### EXERCISE GOAL:
Exactly as they appear, output all of the records. Skip any images.

Recorded data
#####

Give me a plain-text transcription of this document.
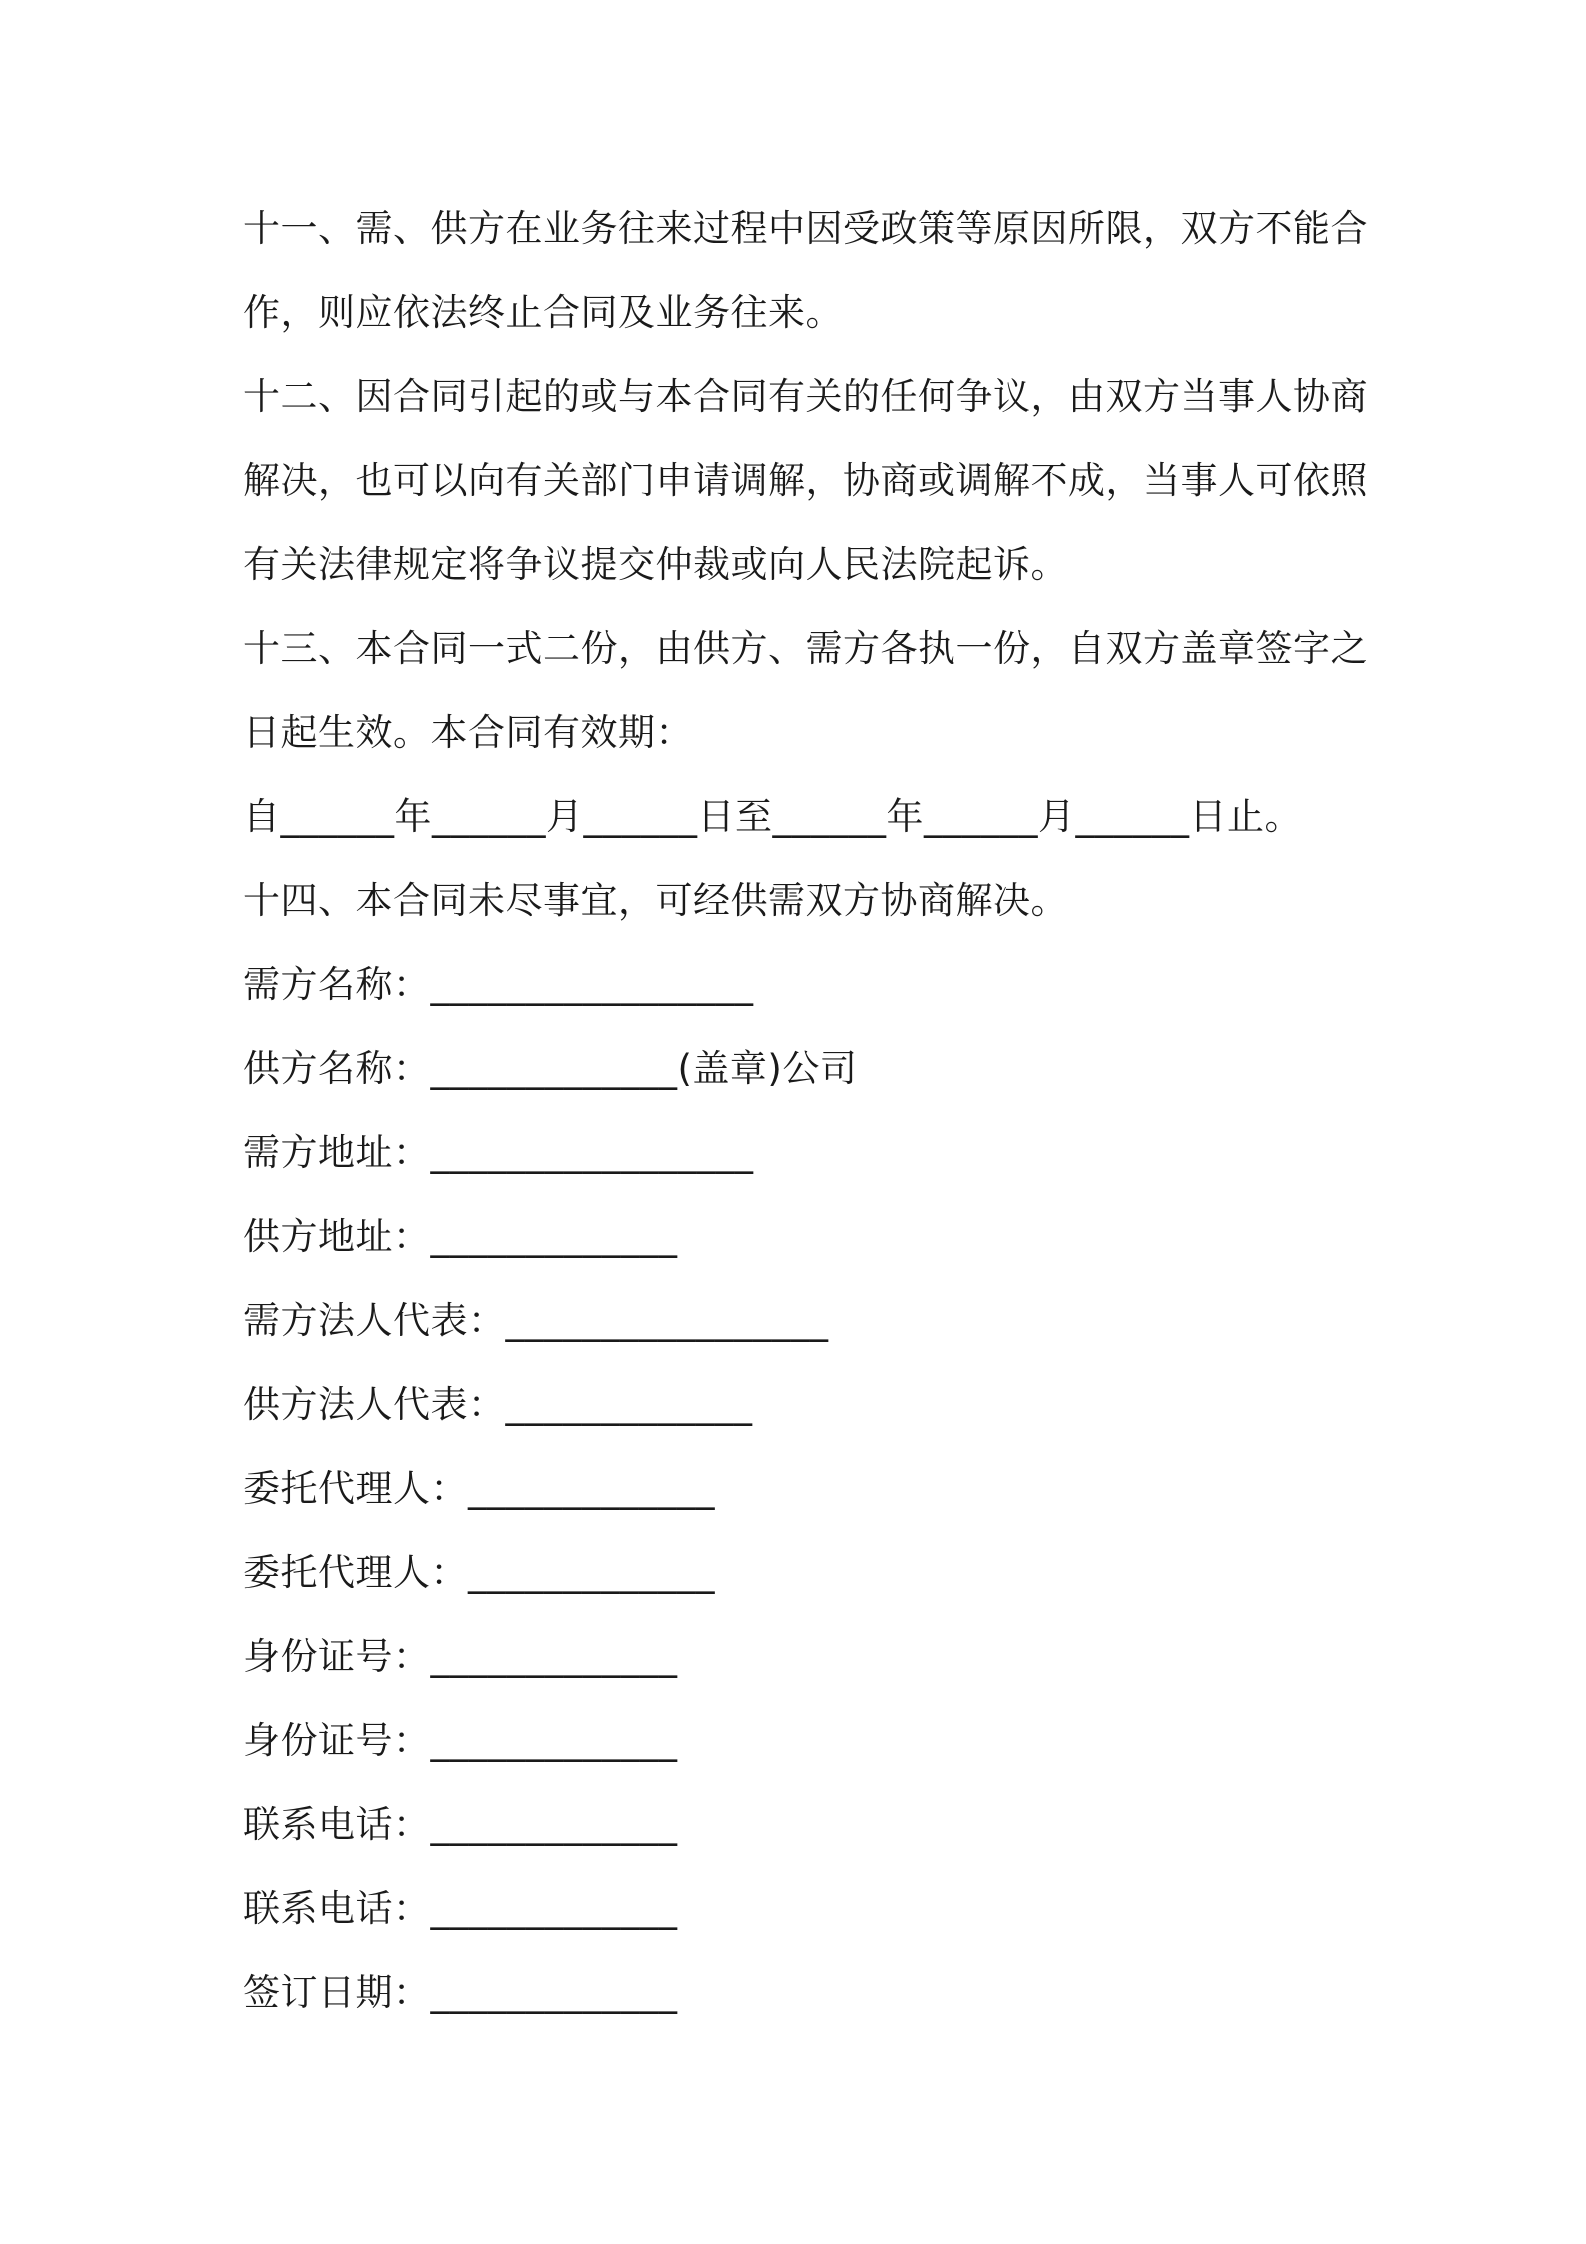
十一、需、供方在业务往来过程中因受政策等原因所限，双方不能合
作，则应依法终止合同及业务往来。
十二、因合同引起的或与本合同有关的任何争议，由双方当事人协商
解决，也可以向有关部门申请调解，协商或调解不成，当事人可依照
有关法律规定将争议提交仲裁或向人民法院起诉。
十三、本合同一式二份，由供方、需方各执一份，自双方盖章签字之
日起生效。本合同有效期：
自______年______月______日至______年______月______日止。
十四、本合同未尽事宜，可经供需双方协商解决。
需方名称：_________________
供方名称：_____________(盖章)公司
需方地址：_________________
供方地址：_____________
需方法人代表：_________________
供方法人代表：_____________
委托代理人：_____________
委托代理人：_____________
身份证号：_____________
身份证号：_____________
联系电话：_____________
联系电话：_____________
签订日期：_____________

#####

### EXPECTED ANSWER:
Give me a plain-text transcription of this document.
十一、需、供方在业务往来过程中因受政策等原因所限，双方不能合
作，则应依法终止合同及业务往来。
十二、因合同引起的或与本合同有关的任何争议，由双方当事人协商
解决，也可以向有关部门申请调解，协商或调解不成，当事人可依照
有关法律规定将争议提交仲裁或向人民法院起诉。
十三、本合同一式二份，由供方、需方各执一份，自双方盖章签字之
日起生效。本合同有效期：
自______年______月______日至______年______月______日止。
十四、本合同未尽事宜，可经供需双方协商解决。
需方名称：_________________
供方名称：_____________(盖章)公司
需方地址：_________________
供方地址：_____________
需方法人代表：_________________
供方法人代表：_____________
委托代理人：_____________
委托代理人：_____________
身份证号：_____________
身份证号：_____________
联系电话：_____________
联系电话：_____________
签订日期：_____________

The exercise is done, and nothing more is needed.